REQUIRED TASK ▸ Extract the complete listing and repeat it word for word.

═════ INPUT ROWS ═════

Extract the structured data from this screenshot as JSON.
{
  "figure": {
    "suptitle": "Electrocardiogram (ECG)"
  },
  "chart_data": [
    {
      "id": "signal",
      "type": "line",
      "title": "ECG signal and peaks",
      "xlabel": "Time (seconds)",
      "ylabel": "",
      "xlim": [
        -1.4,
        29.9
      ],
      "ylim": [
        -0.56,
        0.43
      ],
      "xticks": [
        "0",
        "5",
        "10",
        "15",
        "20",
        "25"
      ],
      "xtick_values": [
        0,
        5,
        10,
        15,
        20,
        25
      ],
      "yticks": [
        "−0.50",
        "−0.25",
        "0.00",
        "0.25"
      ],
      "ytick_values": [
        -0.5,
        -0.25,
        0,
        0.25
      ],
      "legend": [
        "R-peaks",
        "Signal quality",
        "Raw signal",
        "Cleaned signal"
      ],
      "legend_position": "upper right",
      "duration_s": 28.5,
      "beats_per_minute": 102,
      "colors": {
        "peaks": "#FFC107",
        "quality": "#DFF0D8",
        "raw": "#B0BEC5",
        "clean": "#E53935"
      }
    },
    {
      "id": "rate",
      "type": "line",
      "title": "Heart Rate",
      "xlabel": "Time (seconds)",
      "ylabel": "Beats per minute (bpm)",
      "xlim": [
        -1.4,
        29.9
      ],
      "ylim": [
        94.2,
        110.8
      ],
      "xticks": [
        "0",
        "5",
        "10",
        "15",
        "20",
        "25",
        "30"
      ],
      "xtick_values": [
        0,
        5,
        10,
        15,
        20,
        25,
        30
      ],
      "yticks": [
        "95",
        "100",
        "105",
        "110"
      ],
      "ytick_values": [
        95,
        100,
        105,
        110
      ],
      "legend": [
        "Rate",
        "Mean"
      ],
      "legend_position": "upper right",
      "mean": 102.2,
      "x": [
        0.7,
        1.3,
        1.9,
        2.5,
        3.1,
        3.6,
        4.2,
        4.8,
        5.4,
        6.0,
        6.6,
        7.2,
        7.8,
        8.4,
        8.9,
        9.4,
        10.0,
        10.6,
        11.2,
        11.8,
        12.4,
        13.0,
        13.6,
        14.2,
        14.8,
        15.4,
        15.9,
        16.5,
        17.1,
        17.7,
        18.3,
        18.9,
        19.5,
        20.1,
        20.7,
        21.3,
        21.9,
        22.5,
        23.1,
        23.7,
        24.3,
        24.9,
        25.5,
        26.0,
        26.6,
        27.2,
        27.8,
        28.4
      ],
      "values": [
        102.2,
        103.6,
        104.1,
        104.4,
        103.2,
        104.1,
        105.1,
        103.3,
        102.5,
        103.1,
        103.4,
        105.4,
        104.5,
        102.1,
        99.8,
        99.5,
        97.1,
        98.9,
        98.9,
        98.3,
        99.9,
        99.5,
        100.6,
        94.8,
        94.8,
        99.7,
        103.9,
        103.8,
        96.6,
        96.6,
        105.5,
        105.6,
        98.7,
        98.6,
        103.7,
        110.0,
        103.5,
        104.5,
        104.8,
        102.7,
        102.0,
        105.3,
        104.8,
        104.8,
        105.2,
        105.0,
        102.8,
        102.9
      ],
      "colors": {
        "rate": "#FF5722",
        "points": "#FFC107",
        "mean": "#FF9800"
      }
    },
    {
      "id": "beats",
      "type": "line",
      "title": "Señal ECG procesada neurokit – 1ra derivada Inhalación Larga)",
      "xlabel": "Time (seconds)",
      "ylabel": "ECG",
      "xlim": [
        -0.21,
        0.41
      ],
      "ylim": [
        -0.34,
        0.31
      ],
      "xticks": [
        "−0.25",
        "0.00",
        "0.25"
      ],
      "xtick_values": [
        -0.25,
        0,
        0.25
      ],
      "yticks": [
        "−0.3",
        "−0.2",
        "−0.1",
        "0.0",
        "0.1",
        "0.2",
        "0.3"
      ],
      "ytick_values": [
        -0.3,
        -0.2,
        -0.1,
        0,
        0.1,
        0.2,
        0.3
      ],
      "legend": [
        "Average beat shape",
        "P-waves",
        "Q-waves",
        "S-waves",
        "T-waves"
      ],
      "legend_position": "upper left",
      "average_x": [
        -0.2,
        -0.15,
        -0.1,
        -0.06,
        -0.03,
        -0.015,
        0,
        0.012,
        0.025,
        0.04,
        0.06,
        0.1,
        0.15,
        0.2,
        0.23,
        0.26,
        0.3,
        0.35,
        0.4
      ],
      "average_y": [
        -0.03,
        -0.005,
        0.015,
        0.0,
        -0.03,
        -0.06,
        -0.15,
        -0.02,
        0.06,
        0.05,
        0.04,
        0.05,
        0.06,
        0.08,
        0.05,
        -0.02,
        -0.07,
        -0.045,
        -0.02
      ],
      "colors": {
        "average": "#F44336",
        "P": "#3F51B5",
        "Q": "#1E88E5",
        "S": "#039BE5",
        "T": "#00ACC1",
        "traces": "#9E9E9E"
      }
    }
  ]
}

═════

EXERCISE RESULT ▸
Extract the structured data from this screenshot as JSON.
{
  "figure": {
    "suptitle": "Electrocardiogram (ECG)"
  },
  "chart_data": [
    {
      "id": "signal",
      "type": "line",
      "title": "ECG signal and peaks",
      "xlabel": "Time (seconds)",
      "ylabel": "",
      "xlim": [
        -1.4,
        29.9
      ],
      "ylim": [
        -0.56,
        0.43
      ],
      "xticks": [
        "0",
        "5",
        "10",
        "15",
        "20",
        "25"
      ],
      "xtick_values": [
        0,
        5,
        10,
        15,
        20,
        25
      ],
      "yticks": [
        "−0.50",
        "−0.25",
        "0.00",
        "0.25"
      ],
      "ytick_values": [
        -0.5,
        -0.25,
        0,
        0.25
      ],
      "legend": [
        "R-peaks",
        "Signal quality",
        "Raw signal",
        "Cleaned signal"
      ],
      "legend_position": "upper right",
      "duration_s": 28.5,
      "beats_per_minute": 102,
      "colors": {
        "peaks": "#FFC107",
        "quality": "#DFF0D8",
        "raw": "#B0BEC5",
        "clean": "#E53935"
      }
    },
    {
      "id": "rate",
      "type": "line",
      "title": "Heart Rate",
      "xlabel": "Time (seconds)",
      "ylabel": "Beats per minute (bpm)",
      "xlim": [
        -1.4,
        29.9
      ],
      "ylim": [
        94.2,
        110.8
      ],
      "xticks": [
        "0",
        "5",
        "10",
        "15",
        "20",
        "25",
        "30"
      ],
      "xtick_values": [
        0,
        5,
        10,
        15,
        20,
        25,
        30
      ],
      "yticks": [
        "95",
        "100",
        "105",
        "110"
      ],
      "ytick_values": [
        95,
        100,
        105,
        110
      ],
      "legend": [
        "Rate",
        "Mean"
      ],
      "legend_position": "upper right",
      "mean": 102.2,
      "x": [
        0.7,
        1.3,
        1.9,
        2.5,
        3.1,
        3.6,
        4.2,
        4.8,
        5.4,
        6.0,
        6.6,
        7.2,
        7.8,
        8.4,
        8.9,
        9.4,
        10.0,
        10.6,
        11.2,
        11.8,
        12.4,
        13.0,
        13.6,
        14.2,
        14.8,
        15.4,
        15.9,
        16.5,
        17.1,
        17.7,
        18.3,
        18.9,
        19.5,
        20.1,
        20.7,
        21.3,
        21.9,
        22.5,
        23.1,
        23.7,
        24.3,
        24.9,
        25.5,
        26.0,
        26.6,
        27.2,
        27.8,
        28.4
      ],
      "values": [
        102.2,
        103.6,
        104.1,
        104.4,
        103.2,
        104.1,
        105.1,
        103.3,
        102.5,
        103.1,
        103.4,
        105.4,
        104.5,
        102.1,
        99.8,
        99.5,
        97.1,
        98.9,
        98.9,
        98.3,
        99.9,
        99.5,
        100.6,
        94.8,
        94.8,
        99.7,
        103.9,
        103.8,
        96.6,
        96.6,
        105.5,
        105.6,
        98.7,
        98.6,
        103.7,
        110.0,
        103.5,
        104.5,
        104.8,
        102.7,
        102.0,
        105.3,
        104.8,
        104.8,
        105.2,
        105.0,
        102.8,
        102.9
      ],
      "colors": {
        "rate": "#FF5722",
        "points": "#FFC107",
        "mean": "#FF9800"
      }
    },
    {
      "id": "beats",
      "type": "line",
      "title": "Señal ECG procesada neurokit – 1ra derivada Inhalación Larga)",
      "xlabel": "Time (seconds)",
      "ylabel": "ECG",
      "xlim": [
        -0.21,
        0.41
      ],
      "ylim": [
        -0.34,
        0.31
      ],
      "xticks": [
        "−0.25",
        "0.00",
        "0.25"
      ],
      "xtick_values": [
        -0.25,
        0,
        0.25
      ],
      "yticks": [
        "−0.3",
        "−0.2",
        "−0.1",
        "0.0",
        "0.1",
        "0.2",
        "0.3"
      ],
      "ytick_values": [
        -0.3,
        -0.2,
        -0.1,
        0,
        0.1,
        0.2,
        0.3
      ],
      "legend": [
        "Average beat shape",
        "P-waves",
        "Q-waves",
        "S-waves",
        "T-waves"
      ],
      "legend_position": "upper left",
      "average_x": [
        -0.2,
        -0.15,
        -0.1,
        -0.06,
        -0.03,
        -0.015,
        0,
        0.012,
        0.025,
        0.04,
        0.06,
        0.1,
        0.15,
        0.2,
        0.23,
        0.26,
        0.3,
        0.35,
        0.4
      ],
      "average_y": [
        -0.03,
        -0.005,
        0.015,
        0.0,
        -0.03,
        -0.06,
        -0.15,
        -0.02,
        0.06,
        0.05,
        0.04,
        0.05,
        0.06,
        0.08,
        0.05,
        -0.02,
        -0.07,
        -0.045,
        -0.02
      ],
      "colors": {
        "average": "#F44336",
        "P": "#3F51B5",
        "Q": "#1E88E5",
        "S": "#039BE5",
        "T": "#00ACC1",
        "traces": "#9E9E9E"
      }
    }
  ]
}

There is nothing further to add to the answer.